** Begin The data **
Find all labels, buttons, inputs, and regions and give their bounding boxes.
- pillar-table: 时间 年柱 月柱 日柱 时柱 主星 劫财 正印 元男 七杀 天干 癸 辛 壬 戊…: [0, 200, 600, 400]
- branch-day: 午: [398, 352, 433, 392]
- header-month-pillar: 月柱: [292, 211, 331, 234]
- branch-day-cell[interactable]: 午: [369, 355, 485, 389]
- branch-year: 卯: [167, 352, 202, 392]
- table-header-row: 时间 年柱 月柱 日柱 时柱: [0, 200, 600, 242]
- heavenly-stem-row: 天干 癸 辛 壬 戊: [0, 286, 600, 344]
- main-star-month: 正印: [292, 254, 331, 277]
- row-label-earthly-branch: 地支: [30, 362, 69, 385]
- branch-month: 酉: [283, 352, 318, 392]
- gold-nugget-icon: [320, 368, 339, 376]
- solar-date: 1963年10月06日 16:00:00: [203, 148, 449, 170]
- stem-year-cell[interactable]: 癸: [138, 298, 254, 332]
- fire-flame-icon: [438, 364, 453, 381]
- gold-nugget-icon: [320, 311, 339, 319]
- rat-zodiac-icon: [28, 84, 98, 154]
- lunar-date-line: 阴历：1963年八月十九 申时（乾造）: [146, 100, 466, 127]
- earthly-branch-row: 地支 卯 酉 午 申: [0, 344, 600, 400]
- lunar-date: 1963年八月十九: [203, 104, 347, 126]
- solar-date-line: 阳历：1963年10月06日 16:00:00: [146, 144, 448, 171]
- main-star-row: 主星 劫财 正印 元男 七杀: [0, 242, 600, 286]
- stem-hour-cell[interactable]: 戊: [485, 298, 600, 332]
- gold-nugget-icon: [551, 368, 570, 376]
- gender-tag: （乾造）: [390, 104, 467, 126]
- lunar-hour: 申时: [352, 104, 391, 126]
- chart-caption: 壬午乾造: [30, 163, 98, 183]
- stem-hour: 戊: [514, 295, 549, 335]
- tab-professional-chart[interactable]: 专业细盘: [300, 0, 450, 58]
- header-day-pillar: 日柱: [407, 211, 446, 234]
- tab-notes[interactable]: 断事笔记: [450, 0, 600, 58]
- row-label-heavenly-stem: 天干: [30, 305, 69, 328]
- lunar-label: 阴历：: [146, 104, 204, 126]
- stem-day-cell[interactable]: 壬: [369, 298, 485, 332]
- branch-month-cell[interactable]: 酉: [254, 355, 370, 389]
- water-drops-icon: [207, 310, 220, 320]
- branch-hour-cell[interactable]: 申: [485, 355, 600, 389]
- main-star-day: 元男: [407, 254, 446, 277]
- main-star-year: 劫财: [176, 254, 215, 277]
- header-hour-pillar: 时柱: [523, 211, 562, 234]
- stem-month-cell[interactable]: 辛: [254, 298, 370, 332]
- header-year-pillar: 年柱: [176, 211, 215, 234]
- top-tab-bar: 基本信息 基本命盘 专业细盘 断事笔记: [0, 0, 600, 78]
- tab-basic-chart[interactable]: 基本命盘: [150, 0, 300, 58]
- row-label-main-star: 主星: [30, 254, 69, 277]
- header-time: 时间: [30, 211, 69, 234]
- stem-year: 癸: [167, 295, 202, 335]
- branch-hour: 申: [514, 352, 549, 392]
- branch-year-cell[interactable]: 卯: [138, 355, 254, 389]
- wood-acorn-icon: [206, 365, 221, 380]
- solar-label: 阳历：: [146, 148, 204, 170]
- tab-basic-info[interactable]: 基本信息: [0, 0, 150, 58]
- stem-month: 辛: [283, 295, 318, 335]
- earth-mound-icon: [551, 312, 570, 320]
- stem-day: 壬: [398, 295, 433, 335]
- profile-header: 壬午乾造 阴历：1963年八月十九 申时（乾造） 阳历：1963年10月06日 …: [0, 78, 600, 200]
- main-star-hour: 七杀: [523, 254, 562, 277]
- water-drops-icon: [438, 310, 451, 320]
** End The data **
- _Instructions to follow_
Pick out every line above that contains the string "solar", and copy each one. Treat uppercase and lowercase letters as distinct.

- _Answer for this exercise_
- solar-date: 1963年10月06日 16:00:00: [203, 148, 449, 170]
- solar-date-line: 阳历：1963年10月06日 16:00:00: [146, 144, 448, 171]
- solar-label: 阳历：: [146, 148, 204, 170]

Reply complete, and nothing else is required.